## SOURCE DATA
## Start
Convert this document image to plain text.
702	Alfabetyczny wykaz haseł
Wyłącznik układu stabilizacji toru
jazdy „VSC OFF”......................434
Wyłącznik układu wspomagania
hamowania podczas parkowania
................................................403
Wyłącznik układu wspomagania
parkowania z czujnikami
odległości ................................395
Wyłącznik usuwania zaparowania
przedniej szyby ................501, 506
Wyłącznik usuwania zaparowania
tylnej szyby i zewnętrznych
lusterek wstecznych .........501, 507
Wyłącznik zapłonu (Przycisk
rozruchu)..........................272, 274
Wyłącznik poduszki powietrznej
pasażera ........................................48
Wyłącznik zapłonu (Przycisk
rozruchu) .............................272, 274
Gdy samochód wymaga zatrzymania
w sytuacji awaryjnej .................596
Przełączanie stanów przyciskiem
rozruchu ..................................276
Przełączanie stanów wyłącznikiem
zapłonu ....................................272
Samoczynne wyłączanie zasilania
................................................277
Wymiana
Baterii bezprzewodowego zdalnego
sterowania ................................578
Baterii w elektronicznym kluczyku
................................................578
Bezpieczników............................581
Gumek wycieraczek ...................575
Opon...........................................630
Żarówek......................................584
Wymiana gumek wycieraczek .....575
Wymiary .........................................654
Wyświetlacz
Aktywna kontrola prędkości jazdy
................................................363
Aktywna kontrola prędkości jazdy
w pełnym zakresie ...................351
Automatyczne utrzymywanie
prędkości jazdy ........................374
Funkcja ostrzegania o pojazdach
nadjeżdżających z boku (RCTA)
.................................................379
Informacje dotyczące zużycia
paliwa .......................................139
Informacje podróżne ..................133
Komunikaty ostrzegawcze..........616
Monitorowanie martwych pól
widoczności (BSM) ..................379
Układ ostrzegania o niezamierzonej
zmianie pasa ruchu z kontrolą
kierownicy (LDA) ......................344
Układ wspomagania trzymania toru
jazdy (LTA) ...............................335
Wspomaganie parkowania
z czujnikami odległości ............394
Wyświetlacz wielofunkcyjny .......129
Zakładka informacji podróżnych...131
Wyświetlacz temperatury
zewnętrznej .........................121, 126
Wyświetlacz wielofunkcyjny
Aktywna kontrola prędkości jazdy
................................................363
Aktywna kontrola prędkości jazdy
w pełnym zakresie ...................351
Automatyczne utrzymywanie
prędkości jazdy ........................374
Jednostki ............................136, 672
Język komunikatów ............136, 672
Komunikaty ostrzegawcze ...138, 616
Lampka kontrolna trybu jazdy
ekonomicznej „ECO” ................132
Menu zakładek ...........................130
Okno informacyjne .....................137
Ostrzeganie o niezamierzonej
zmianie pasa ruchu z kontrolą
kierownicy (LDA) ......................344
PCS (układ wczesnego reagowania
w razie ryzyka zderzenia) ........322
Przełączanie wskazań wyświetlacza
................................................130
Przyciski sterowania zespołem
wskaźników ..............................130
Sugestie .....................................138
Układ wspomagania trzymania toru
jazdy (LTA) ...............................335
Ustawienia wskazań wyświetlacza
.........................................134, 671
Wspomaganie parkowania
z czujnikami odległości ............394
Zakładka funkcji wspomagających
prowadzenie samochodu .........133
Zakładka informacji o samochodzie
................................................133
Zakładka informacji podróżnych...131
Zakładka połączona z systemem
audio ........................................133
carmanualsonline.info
## End
## AIM OF THE EXERCISE
Out of the material above, select every line that holds the string "Komunikaty".

## FULL RESPONSE
Komunikaty ostrzegawcze..........616
Komunikaty ostrzegawcze ...138, 616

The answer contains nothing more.